§ Short exercise
Write out every record below exactly as it appears.

§ Records supplied
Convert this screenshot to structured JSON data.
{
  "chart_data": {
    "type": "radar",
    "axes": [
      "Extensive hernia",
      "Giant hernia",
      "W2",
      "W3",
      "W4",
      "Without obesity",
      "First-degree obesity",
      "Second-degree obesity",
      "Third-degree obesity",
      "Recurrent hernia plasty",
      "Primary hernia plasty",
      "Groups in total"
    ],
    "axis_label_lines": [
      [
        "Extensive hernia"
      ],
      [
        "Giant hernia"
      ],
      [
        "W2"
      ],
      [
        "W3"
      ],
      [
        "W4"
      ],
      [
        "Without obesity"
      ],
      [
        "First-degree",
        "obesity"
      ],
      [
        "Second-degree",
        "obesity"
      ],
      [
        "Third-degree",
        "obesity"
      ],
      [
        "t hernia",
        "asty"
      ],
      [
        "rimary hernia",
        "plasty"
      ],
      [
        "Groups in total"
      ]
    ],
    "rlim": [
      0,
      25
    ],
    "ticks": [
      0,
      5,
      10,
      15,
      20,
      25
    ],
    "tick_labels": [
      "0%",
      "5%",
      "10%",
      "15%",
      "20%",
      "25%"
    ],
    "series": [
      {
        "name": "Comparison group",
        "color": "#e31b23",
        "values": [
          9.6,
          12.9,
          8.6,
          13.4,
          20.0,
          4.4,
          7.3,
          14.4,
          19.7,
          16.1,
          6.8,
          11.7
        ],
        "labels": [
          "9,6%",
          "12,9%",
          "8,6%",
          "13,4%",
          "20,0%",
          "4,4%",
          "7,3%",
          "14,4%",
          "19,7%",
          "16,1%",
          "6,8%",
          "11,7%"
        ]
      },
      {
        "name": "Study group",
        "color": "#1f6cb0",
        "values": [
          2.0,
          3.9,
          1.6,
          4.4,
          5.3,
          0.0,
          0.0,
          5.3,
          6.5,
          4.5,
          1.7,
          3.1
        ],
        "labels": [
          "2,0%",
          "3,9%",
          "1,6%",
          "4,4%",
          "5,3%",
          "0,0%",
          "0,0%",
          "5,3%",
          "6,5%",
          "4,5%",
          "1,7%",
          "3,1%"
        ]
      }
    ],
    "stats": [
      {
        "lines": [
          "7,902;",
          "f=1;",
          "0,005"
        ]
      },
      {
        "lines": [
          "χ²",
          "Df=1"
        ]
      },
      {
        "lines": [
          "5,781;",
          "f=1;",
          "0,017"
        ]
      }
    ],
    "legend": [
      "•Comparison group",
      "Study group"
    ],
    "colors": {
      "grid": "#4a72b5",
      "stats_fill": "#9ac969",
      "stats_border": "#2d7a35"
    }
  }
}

§ The solution
Convert this screenshot to structured JSON data.
{
  "chart_data": {
    "type": "radar",
    "axes": [
      "Extensive hernia",
      "Giant hernia",
      "W2",
      "W3",
      "W4",
      "Without obesity",
      "First-degree obesity",
      "Second-degree obesity",
      "Third-degree obesity",
      "Recurrent hernia plasty",
      "Primary hernia plasty",
      "Groups in total"
    ],
    "axis_label_lines": [
      [
        "Extensive hernia"
      ],
      [
        "Giant hernia"
      ],
      [
        "W2"
      ],
      [
        "W3"
      ],
      [
        "W4"
      ],
      [
        "Without obesity"
      ],
      [
        "First-degree",
        "obesity"
      ],
      [
        "Second-degree",
        "obesity"
      ],
      [
        "Third-degree",
        "obesity"
      ],
      [
        "t hernia",
        "asty"
      ],
      [
        "rimary hernia",
        "plasty"
      ],
      [
        "Groups in total"
      ]
    ],
    "rlim": [
      0,
      25
    ],
    "ticks": [
      0,
      5,
      10,
      15,
      20,
      25
    ],
    "tick_labels": [
      "0%",
      "5%",
      "10%",
      "15%",
      "20%",
      "25%"
    ],
    "series": [
      {
        "name": "Comparison group",
        "color": "#e31b23",
        "values": [
          9.6,
          12.9,
          8.6,
          13.4,
          20.0,
          4.4,
          7.3,
          14.4,
          19.7,
          16.1,
          6.8,
          11.7
        ],
        "labels": [
          "9,6%",
          "12,9%",
          "8,6%",
          "13,4%",
          "20,0%",
          "4,4%",
          "7,3%",
          "14,4%",
          "19,7%",
          "16,1%",
          "6,8%",
          "11,7%"
        ]
      },
      {
        "name": "Study group",
        "color": "#1f6cb0",
        "values": [
          2.0,
          3.9,
          1.6,
          4.4,
          5.3,
          0.0,
          0.0,
          5.3,
          6.5,
          4.5,
          1.7,
          3.1
        ],
        "labels": [
          "2,0%",
          "3,9%",
          "1,6%",
          "4,4%",
          "5,3%",
          "0,0%",
          "0,0%",
          "5,3%",
          "6,5%",
          "4,5%",
          "1,7%",
          "3,1%"
        ]
      }
    ],
    "stats": [
      {
        "lines": [
          "7,902;",
          "f=1;",
          "0,005"
        ]
      },
      {
        "lines": [
          "χ²",
          "Df=1"
        ]
      },
      {
        "lines": [
          "5,781;",
          "f=1;",
          "0,017"
        ]
      }
    ],
    "legend": [
      "•Comparison group",
      "Study group"
    ],
    "colors": {
      "grid": "#4a72b5",
      "stats_fill": "#9ac969",
      "stats_border": "#2d7a35"
    }
  }
}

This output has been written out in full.